Reproduce the records from their start through the line containing "legend-swatch-icon bbox=[778, 723, 829, 747]", inclusive, changing "x-tick-label" to "x-axis-tick" and keeping everything else the same.

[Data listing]
--*--

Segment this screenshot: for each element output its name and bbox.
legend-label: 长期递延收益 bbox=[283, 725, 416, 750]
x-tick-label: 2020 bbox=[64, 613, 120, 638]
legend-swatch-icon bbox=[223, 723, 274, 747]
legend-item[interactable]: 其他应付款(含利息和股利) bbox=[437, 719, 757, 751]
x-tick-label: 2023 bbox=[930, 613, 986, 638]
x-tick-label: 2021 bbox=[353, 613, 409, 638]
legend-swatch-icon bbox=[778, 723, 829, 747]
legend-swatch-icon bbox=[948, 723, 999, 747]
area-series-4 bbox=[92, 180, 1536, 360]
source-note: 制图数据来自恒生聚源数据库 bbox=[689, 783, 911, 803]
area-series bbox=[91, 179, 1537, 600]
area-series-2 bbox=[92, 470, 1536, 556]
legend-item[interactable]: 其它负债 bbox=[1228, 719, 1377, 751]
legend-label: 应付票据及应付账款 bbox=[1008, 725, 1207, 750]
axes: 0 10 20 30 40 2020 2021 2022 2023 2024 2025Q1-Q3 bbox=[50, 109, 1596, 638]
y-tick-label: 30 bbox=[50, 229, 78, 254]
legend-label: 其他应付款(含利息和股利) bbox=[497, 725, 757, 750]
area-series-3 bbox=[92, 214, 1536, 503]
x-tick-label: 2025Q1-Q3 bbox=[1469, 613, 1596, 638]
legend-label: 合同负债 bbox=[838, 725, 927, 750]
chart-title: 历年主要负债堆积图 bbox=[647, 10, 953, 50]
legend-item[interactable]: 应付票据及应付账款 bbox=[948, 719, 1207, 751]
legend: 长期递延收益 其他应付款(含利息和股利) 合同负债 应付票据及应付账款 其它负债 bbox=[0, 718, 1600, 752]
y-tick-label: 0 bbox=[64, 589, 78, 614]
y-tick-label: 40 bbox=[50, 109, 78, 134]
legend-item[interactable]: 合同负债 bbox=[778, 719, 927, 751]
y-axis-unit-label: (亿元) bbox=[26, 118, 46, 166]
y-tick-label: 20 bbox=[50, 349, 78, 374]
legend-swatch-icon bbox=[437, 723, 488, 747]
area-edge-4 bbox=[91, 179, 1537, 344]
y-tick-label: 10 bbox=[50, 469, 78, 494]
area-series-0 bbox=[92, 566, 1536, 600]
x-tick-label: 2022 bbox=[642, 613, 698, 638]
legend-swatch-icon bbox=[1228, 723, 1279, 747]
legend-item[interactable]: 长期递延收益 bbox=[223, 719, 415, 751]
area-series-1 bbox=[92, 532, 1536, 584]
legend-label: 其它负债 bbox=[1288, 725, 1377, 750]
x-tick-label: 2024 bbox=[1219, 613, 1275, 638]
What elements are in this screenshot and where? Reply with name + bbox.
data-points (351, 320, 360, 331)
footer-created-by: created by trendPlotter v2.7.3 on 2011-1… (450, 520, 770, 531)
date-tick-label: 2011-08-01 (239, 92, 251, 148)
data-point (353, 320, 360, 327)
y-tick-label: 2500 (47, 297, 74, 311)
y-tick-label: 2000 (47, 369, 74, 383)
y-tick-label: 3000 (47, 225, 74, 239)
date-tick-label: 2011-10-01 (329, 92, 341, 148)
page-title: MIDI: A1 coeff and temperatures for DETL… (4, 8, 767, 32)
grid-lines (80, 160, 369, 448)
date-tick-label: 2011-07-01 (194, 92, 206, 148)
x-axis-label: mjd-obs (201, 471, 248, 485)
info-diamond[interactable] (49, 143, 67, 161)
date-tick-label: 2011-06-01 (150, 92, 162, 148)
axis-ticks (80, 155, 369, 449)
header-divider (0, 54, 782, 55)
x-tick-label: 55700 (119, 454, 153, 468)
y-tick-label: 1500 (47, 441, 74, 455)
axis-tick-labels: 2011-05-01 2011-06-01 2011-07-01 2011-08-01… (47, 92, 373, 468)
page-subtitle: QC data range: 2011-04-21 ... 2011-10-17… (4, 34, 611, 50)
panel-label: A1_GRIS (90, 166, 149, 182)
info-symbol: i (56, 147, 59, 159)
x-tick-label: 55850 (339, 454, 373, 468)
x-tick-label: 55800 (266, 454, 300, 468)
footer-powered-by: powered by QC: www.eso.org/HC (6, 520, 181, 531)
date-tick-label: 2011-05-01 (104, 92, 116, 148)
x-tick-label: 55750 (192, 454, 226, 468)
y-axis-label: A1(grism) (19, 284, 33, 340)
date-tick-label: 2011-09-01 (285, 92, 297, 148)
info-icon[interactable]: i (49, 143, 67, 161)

--*--

- REPLY TO THE EXERCISE
Segment this screenshot: for each element output its name and bbox.
legend-label: 长期递延收益 bbox=[283, 725, 416, 750]
x-axis-tick: 2020 bbox=[64, 613, 120, 638]
legend-swatch-icon bbox=[223, 723, 274, 747]
legend-item[interactable]: 其他应付款(含利息和股利) bbox=[437, 719, 757, 751]
x-axis-tick: 2023 bbox=[930, 613, 986, 638]
x-axis-tick: 2021 bbox=[353, 613, 409, 638]
legend-swatch-icon bbox=[778, 723, 829, 747]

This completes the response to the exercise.